* **Aim of the task**
In the records that follow, locate every line with "this" and extract it.

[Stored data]
** BEGIN **

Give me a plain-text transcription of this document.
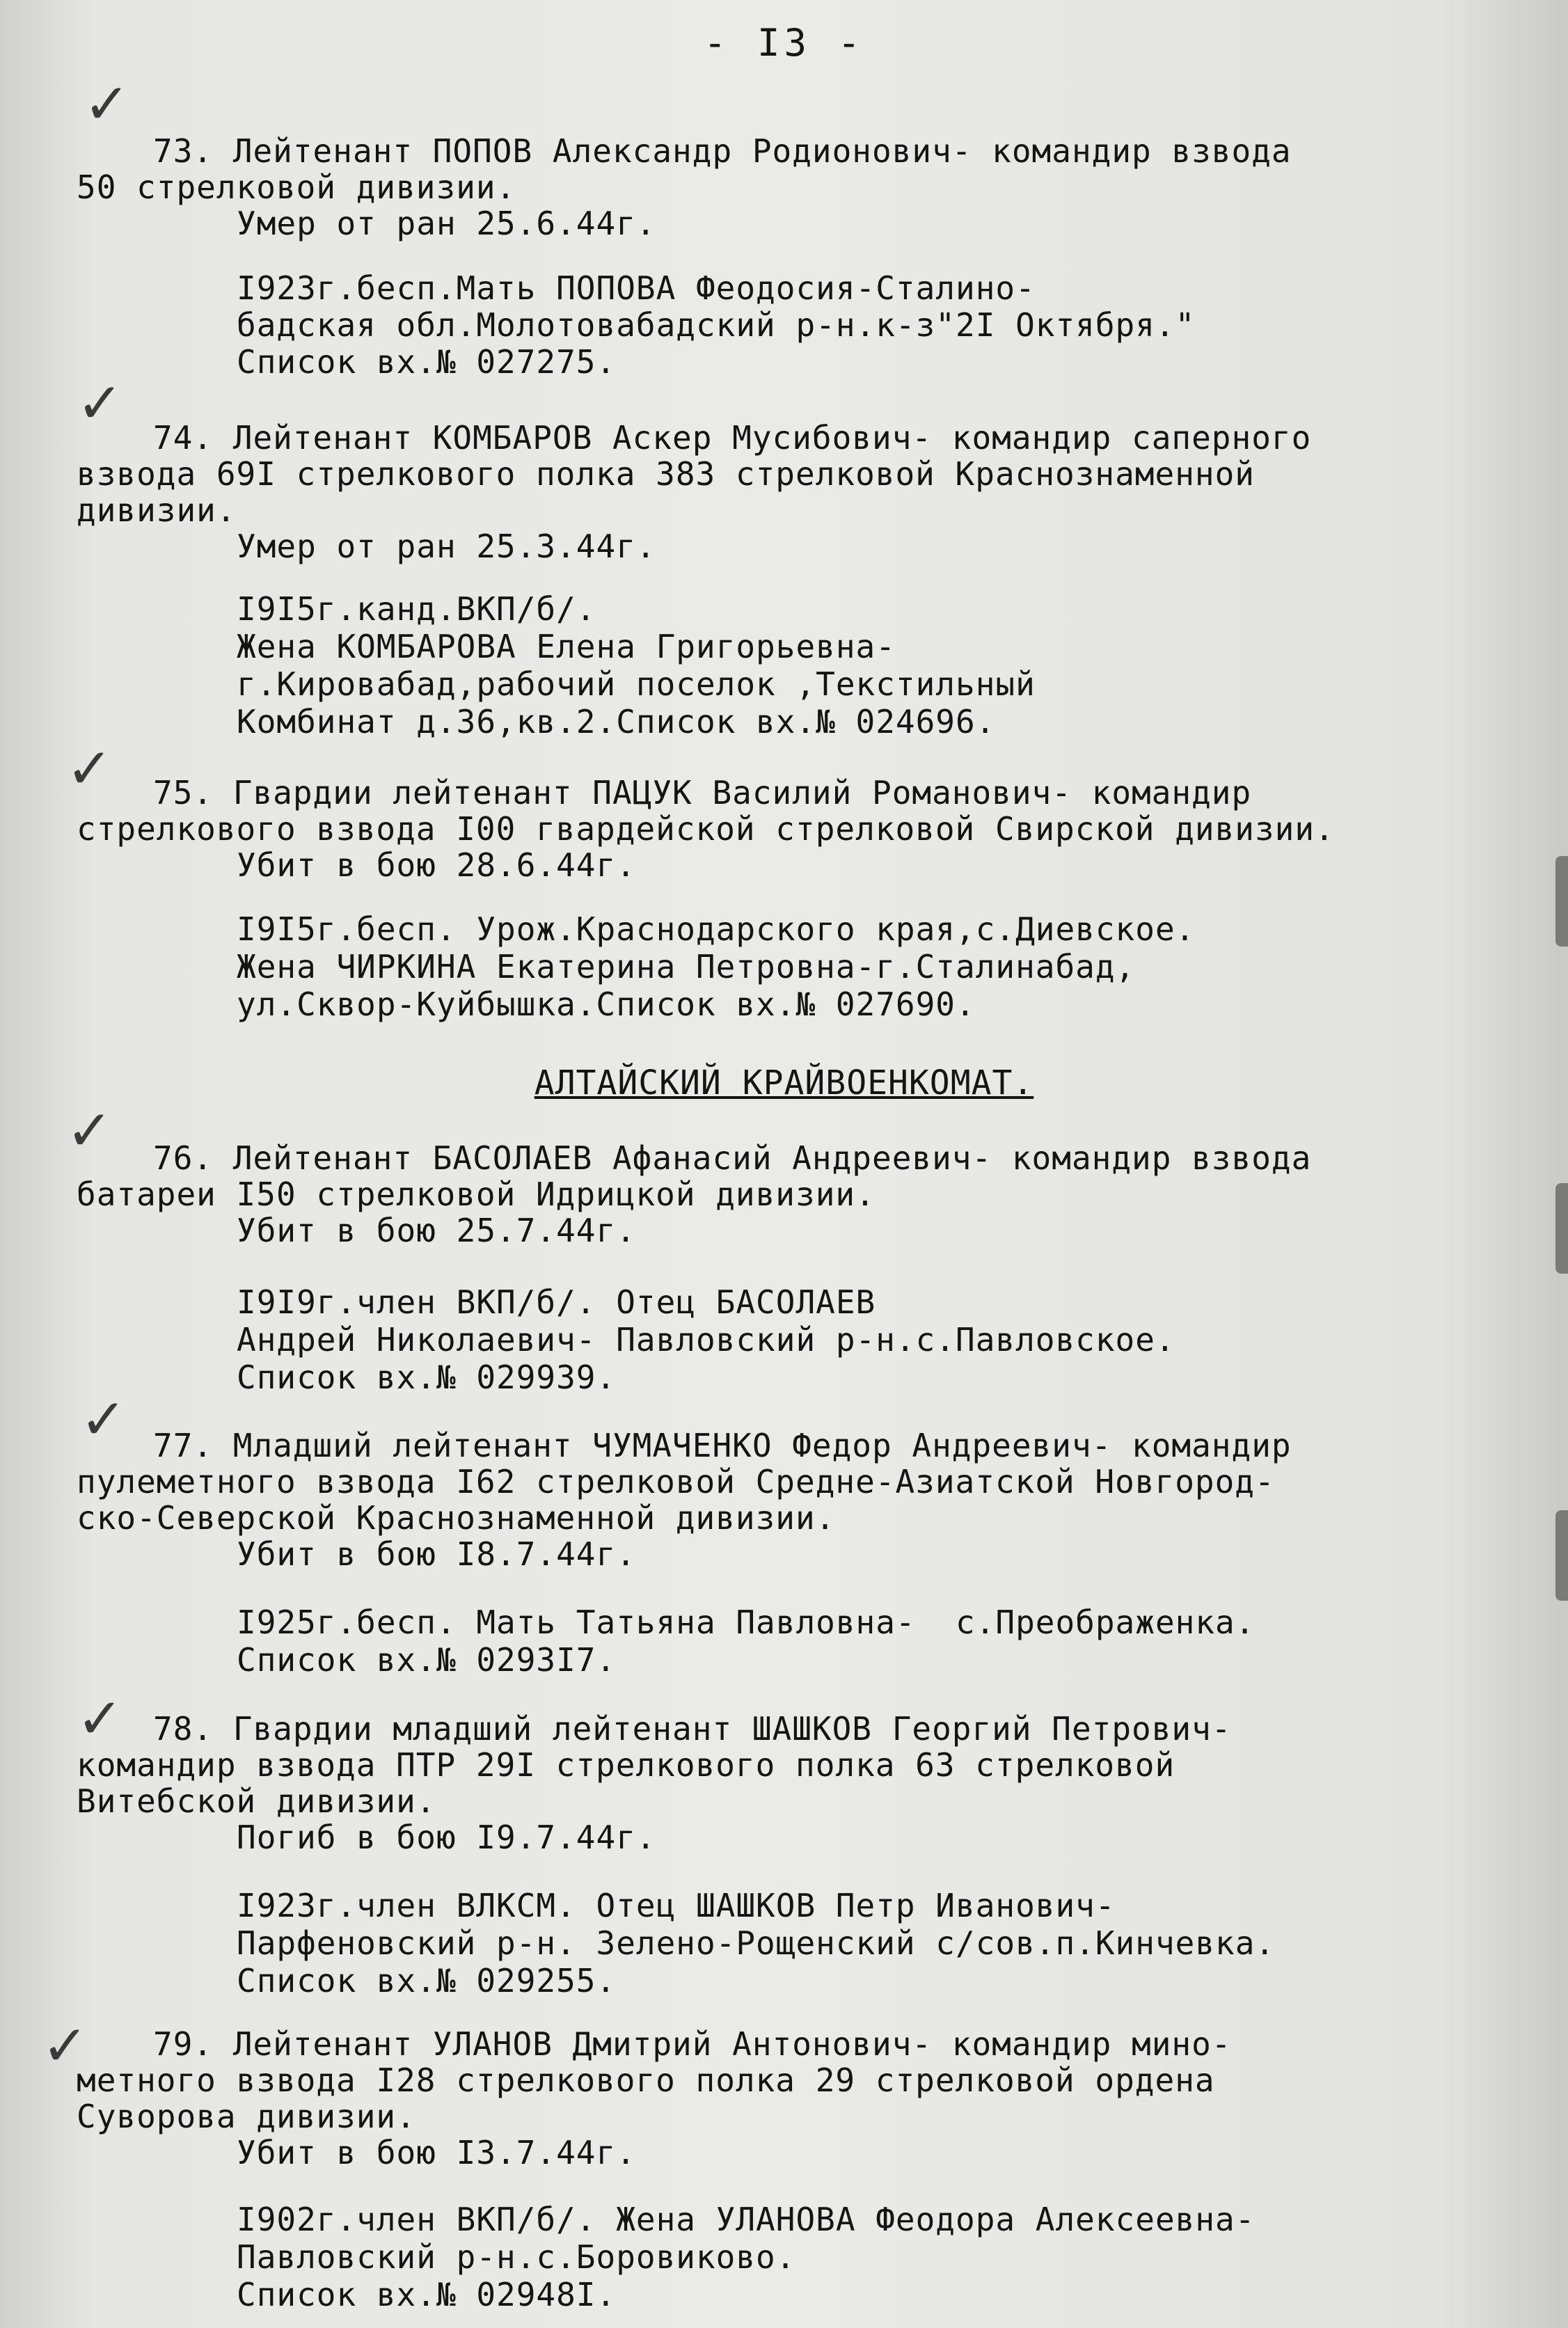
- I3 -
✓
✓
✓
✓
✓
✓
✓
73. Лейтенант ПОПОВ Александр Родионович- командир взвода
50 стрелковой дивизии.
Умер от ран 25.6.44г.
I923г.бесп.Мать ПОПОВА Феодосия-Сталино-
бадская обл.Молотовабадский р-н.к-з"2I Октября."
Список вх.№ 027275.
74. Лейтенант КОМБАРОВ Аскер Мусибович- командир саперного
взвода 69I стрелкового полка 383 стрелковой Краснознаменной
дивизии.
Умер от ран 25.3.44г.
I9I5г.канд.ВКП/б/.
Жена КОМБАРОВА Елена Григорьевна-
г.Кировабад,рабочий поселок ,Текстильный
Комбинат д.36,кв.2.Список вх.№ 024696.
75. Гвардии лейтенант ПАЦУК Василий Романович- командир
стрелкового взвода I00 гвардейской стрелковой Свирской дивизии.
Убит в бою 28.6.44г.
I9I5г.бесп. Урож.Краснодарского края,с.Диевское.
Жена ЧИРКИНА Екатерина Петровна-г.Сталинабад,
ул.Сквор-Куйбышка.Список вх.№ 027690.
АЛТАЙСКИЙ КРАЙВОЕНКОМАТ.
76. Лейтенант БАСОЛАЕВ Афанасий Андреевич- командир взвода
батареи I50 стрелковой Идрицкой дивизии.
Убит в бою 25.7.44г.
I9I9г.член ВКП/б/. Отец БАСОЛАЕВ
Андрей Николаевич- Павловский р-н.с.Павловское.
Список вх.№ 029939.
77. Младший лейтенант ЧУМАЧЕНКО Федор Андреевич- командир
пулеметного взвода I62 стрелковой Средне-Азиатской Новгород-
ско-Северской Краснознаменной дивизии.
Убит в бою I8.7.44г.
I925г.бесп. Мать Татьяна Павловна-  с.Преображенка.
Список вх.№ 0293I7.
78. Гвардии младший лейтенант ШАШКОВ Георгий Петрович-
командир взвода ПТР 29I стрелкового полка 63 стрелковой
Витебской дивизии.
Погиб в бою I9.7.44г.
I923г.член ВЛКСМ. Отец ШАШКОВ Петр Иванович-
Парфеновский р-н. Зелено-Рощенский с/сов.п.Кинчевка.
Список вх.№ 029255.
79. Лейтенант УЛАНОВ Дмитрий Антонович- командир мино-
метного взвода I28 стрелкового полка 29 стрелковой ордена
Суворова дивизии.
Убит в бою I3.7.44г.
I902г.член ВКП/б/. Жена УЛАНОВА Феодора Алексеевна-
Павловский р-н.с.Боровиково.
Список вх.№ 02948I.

** END **
** BEGIN **

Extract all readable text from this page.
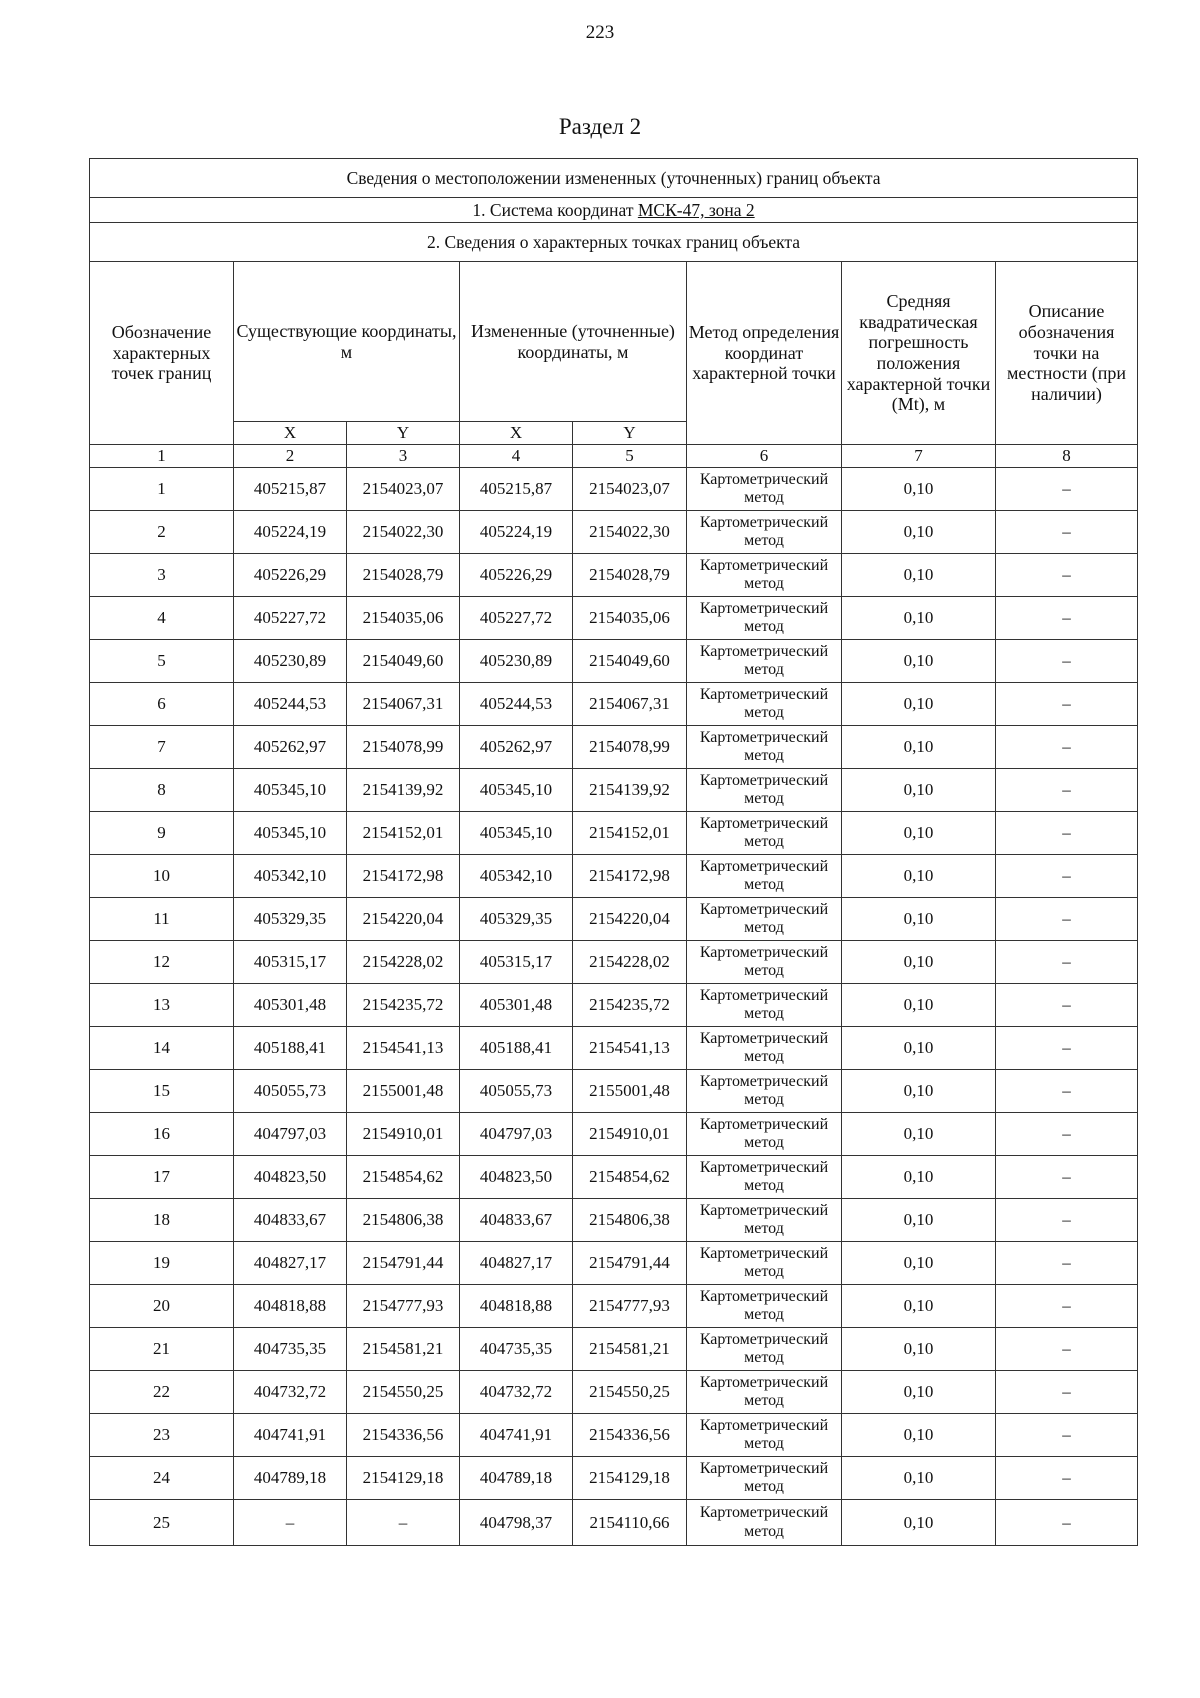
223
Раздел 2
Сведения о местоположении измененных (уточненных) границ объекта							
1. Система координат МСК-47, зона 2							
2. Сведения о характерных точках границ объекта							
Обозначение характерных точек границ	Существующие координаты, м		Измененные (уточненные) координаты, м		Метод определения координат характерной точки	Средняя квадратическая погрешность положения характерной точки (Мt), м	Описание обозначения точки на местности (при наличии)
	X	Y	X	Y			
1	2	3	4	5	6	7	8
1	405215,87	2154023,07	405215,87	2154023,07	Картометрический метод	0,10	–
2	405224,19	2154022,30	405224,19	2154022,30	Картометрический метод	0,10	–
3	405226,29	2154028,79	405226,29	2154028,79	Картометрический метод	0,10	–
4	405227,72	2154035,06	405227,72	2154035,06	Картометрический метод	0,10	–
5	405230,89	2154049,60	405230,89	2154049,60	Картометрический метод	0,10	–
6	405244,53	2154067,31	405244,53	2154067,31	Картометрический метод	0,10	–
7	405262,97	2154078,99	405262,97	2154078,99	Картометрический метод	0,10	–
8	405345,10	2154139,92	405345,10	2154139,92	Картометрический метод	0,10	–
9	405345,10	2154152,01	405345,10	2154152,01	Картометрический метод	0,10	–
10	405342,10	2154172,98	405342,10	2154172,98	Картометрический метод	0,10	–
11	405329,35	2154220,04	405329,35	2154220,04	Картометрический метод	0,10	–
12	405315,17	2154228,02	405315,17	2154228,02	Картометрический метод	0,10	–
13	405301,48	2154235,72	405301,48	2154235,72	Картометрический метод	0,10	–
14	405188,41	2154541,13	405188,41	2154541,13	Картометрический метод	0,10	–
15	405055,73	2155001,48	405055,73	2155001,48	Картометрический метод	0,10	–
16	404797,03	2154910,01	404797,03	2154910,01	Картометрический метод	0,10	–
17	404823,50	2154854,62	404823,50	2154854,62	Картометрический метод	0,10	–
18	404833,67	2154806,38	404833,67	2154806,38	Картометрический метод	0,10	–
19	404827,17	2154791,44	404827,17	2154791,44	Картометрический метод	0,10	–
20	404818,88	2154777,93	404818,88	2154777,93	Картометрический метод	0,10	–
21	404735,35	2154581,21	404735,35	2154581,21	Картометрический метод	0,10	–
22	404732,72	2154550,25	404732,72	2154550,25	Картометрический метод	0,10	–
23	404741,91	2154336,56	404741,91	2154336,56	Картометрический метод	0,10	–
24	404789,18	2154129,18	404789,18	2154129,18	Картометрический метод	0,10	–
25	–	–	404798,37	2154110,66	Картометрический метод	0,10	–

** END **
** BEGIN **

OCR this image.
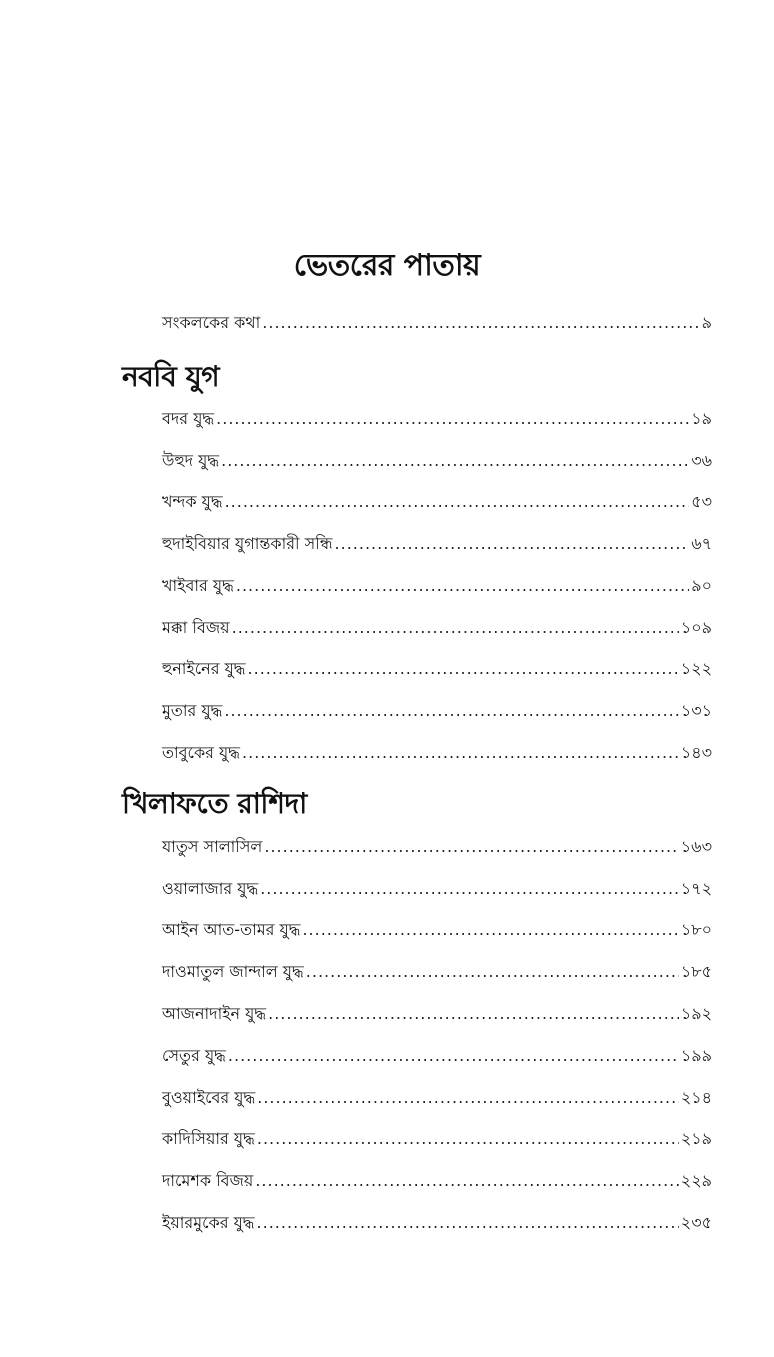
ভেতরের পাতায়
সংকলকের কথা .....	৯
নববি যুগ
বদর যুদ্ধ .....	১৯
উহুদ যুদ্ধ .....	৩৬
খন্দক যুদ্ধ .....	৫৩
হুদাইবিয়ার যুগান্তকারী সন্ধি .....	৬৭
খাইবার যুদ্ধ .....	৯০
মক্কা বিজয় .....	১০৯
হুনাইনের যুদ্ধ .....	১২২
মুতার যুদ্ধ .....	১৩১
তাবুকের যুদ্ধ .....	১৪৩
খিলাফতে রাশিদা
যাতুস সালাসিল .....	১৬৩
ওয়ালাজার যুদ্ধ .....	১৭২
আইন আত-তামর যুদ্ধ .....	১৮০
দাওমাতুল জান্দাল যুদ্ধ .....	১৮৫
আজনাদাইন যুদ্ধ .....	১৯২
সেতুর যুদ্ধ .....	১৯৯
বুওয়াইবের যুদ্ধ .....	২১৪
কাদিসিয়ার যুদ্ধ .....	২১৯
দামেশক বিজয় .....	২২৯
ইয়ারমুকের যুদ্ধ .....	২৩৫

** END **

* **The solution**
Give me a plain-text transcription of this document.
Extract all readable text from this page.
OCR this image.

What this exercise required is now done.